Task input |
────

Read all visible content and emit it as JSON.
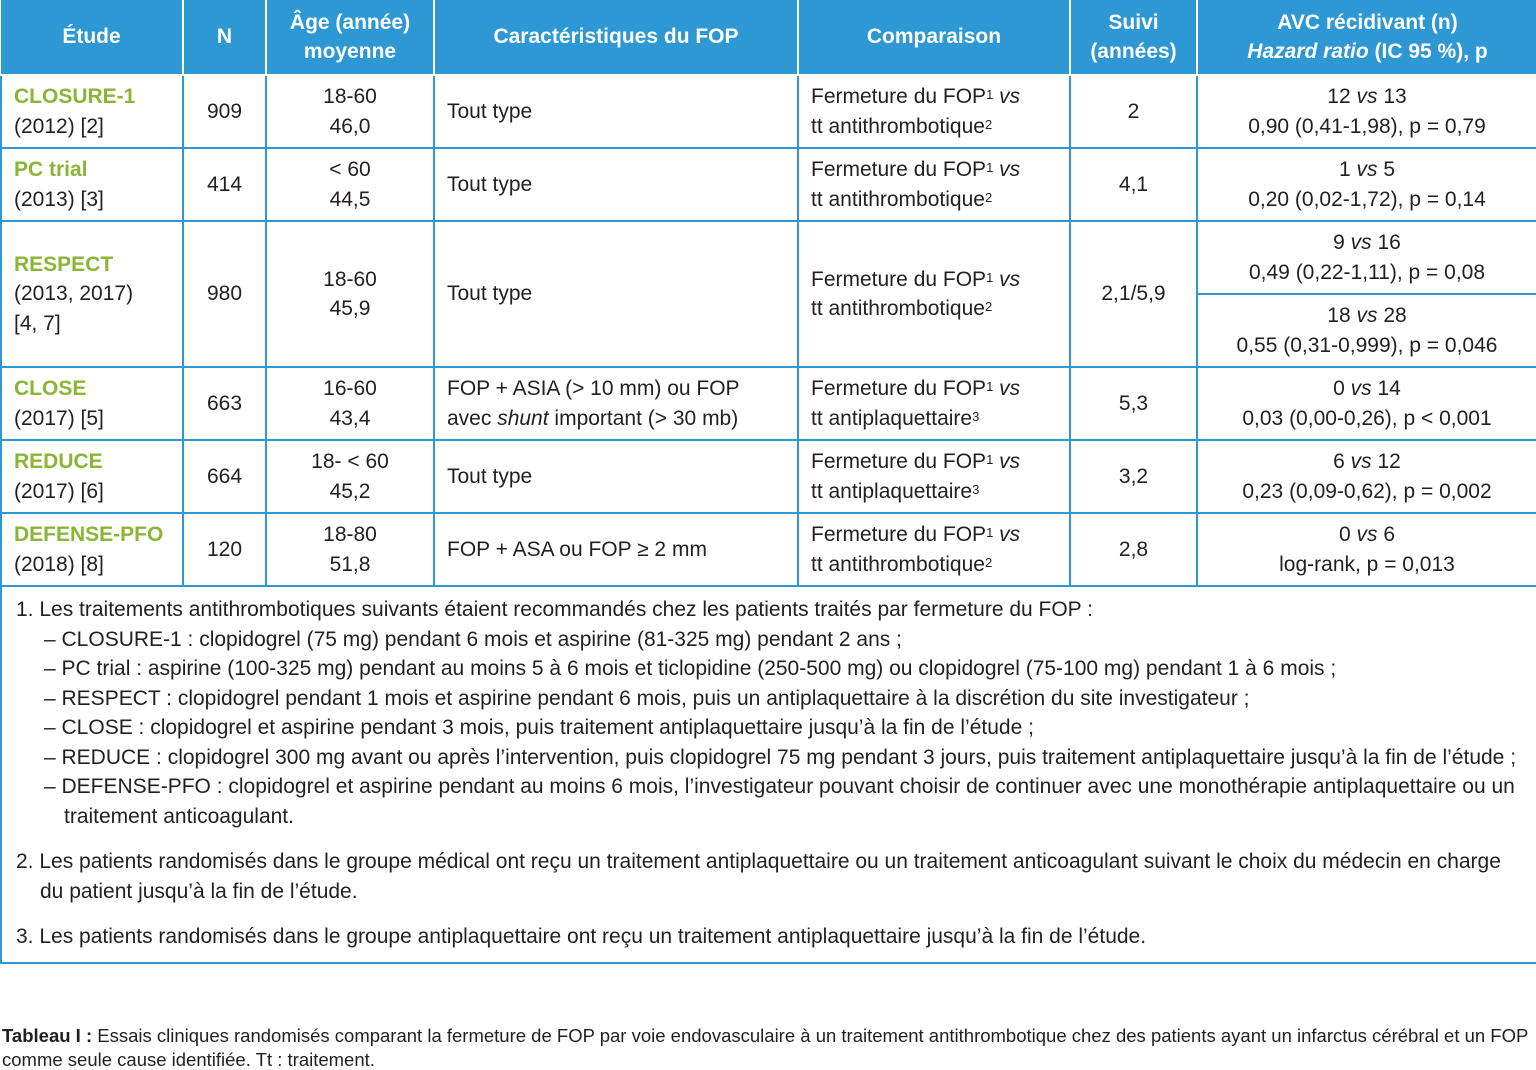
{
  "table": {
    "header": [
      "Étude",
      "N",
      [
        "Âge (année)",
        "moyenne"
      ],
      "Caractéristiques du FOP",
      "Comparaison",
      [
        "Suivi",
        "(années)"
      ],
      [
        "AVC récidivant (n)",
        [
          {
            "em": "Hazard ratio"
          },
          " (IC 95 %), p"
        ]
      ]
    ],
    "rows": [
      {
        "study": "CLOSURE-1",
        "ref": [
          "(2012) [2]"
        ],
        "n": "909",
        "age": [
          "18-60",
          "46,0"
        ],
        "fop": "Tout type",
        "comparison": [
          [
            "Fermeture du FOP",
            {
              "sup": "1"
            },
            {
              "em": " vs"
            }
          ],
          [
            "tt antithrombotique",
            {
              "sup": "2"
            }
          ]
        ],
        "followup": "2",
        "results": [
          [
            [
              "12 ",
              {
                "em": "vs"
              },
              " 13"
            ],
            "0,90 (0,41-1,98), p = 0,79"
          ]
        ]
      },
      {
        "study": "PC trial",
        "ref": [
          "(2013) [3]"
        ],
        "n": "414",
        "age": [
          "< 60",
          "44,5"
        ],
        "fop": "Tout type",
        "comparison": [
          [
            "Fermeture du FOP",
            {
              "sup": "1"
            },
            {
              "em": " vs"
            }
          ],
          [
            "tt antithrombotique",
            {
              "sup": "2"
            }
          ]
        ],
        "followup": "4,1",
        "results": [
          [
            [
              "1 ",
              {
                "em": "vs"
              },
              " 5"
            ],
            "0,20 (0,02-1,72), p = 0,14"
          ]
        ]
      },
      {
        "study": "RESPECT",
        "ref": [
          "(2013, 2017)",
          "[4, 7]"
        ],
        "n": "980",
        "age": [
          "18-60",
          "45,9"
        ],
        "fop": "Tout type",
        "comparison": [
          [
            "Fermeture du FOP",
            {
              "sup": "1"
            },
            {
              "em": " vs"
            }
          ],
          [
            "tt antithrombotique",
            {
              "sup": "2"
            }
          ]
        ],
        "followup": "2,1/5,9",
        "results": [
          [
            [
              "9 ",
              {
                "em": "vs"
              },
              " 16"
            ],
            "0,49 (0,22-1,11), p = 0,08"
          ],
          [
            [
              "18 ",
              {
                "em": "vs"
              },
              " 28"
            ],
            "0,55 (0,31-0,999), p = 0,046"
          ]
        ]
      },
      {
        "study": "CLOSE",
        "ref": [
          "(2017) [5]"
        ],
        "n": "663",
        "age": [
          "16-60",
          "43,4"
        ],
        "fop": [
          "FOP + ASIA (> 10 mm) ou FOP",
          [
            "avec ",
            {
              "em": "shunt"
            },
            " important (> 30 mb)"
          ]
        ],
        "comparison": [
          [
            "Fermeture du FOP",
            {
              "sup": "1"
            },
            {
              "em": " vs"
            }
          ],
          [
            "tt antiplaquettaire",
            {
              "sup": "3"
            }
          ]
        ],
        "followup": "5,3",
        "results": [
          [
            [
              "0 ",
              {
                "em": "vs"
              },
              " 14"
            ],
            "0,03 (0,00-0,26), p < 0,001"
          ]
        ]
      },
      {
        "study": "REDUCE",
        "ref": [
          "(2017) [6]"
        ],
        "n": "664",
        "age": [
          "18- < 60",
          "45,2"
        ],
        "fop": "Tout type",
        "comparison": [
          [
            "Fermeture du FOP",
            {
              "sup": "1"
            },
            {
              "em": " vs"
            }
          ],
          [
            "tt antiplaquettaire",
            {
              "sup": "3"
            }
          ]
        ],
        "followup": "3,2",
        "results": [
          [
            [
              "6 ",
              {
                "em": "vs"
              },
              " 12"
            ],
            "0,23 (0,09-0,62), p = 0,002"
          ]
        ]
      },
      {
        "study": "DEFENSE-PFO",
        "ref": [
          "(2018) [8]"
        ],
        "n": "120",
        "age": [
          "18-80",
          "51,8"
        ],
        "fop": "FOP + ASA ou FOP ≥ 2 mm",
        "comparison": [
          [
            "Fermeture du FOP",
            {
              "sup": "1"
            },
            {
              "em": " vs"
            }
          ],
          [
            "tt antithrombotique",
            {
              "sup": "2"
            }
          ]
        ],
        "followup": "2,8",
        "results": [
          [
            [
              "0 ",
              {
                "em": "vs"
              },
              " 6"
            ],
            "log-rank, p = 0,013"
          ]
        ]
      }
    ],
    "notes": [
      {
        "text": "1. Les traitements antithrombotiques suivants étaient recommandés chez les patients traités par fermeture du FOP :",
        "items": [
          "– CLOSURE-1 : clopidogrel (75 mg) pendant 6 mois et aspirine (81-325 mg) pendant 2 ans ;",
          "– PC trial : aspirine (100-325 mg) pendant au moins 5 à 6 mois et ticlopidine (250-500 mg) ou clopidogrel (75-100 mg) pendant 1 à 6 mois ;",
          "– RESPECT : clopidogrel pendant 1 mois et aspirine pendant 6 mois, puis un antiplaquettaire à la discrétion du site investigateur ;",
          "– CLOSE : clopidogrel et aspirine pendant 3 mois, puis traitement antiplaquettaire jusqu’à la fin de l’étude ;",
          "– REDUCE : clopidogrel 300 mg avant ou après l’intervention, puis clopidogrel 75 mg pendant 3 jours, puis traitement antiplaquettaire jusqu’à la fin de l’étude ;",
          "– DEFENSE-PFO : clopidogrel et aspirine pendant au moins 6 mois, l’investigateur pouvant choisir de continuer avec une monothérapie antiplaquettaire ou un traitement anticoagulant."
        ]
      },
      {
        "text": "2. Les patients randomisés dans le groupe médical ont reçu un traitement antiplaquettaire ou un traitement anticoagulant suivant le choix du médecin en charge du patient jusqu’à la fin de l’étude."
      },
      {
        "text": "3. Les patients randomisés dans le groupe antiplaquettaire ont reçu un traitement antiplaquettaire jusqu’à la fin de l’étude."
      }
    ]
  },
  "caption": {
    "label": "Tableau I :",
    "text": "Essais cliniques randomisés comparant la fermeture de FOP par voie endovasculaire à un traitement antithrombotique chez des patients ayant un infarctus cérébral et un FOP comme seule cause identifiée. Tt : traitement."
  }
}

────

What you are asked to do | Scan the entries above for the string "groupe", and copy every line where it turns up.

Output |
        "text": "2. Les patients randomisés dans le groupe médical ont reçu un traitement antiplaquettaire ou un traitement anticoagulant suivant le choix du médecin en charge du patient jusqu’à la fin de l’étude."
        "text": "3. Les patients randomisés dans le groupe antiplaquettaire ont reçu un traitement antiplaquettaire jusqu’à la fin de l’étude."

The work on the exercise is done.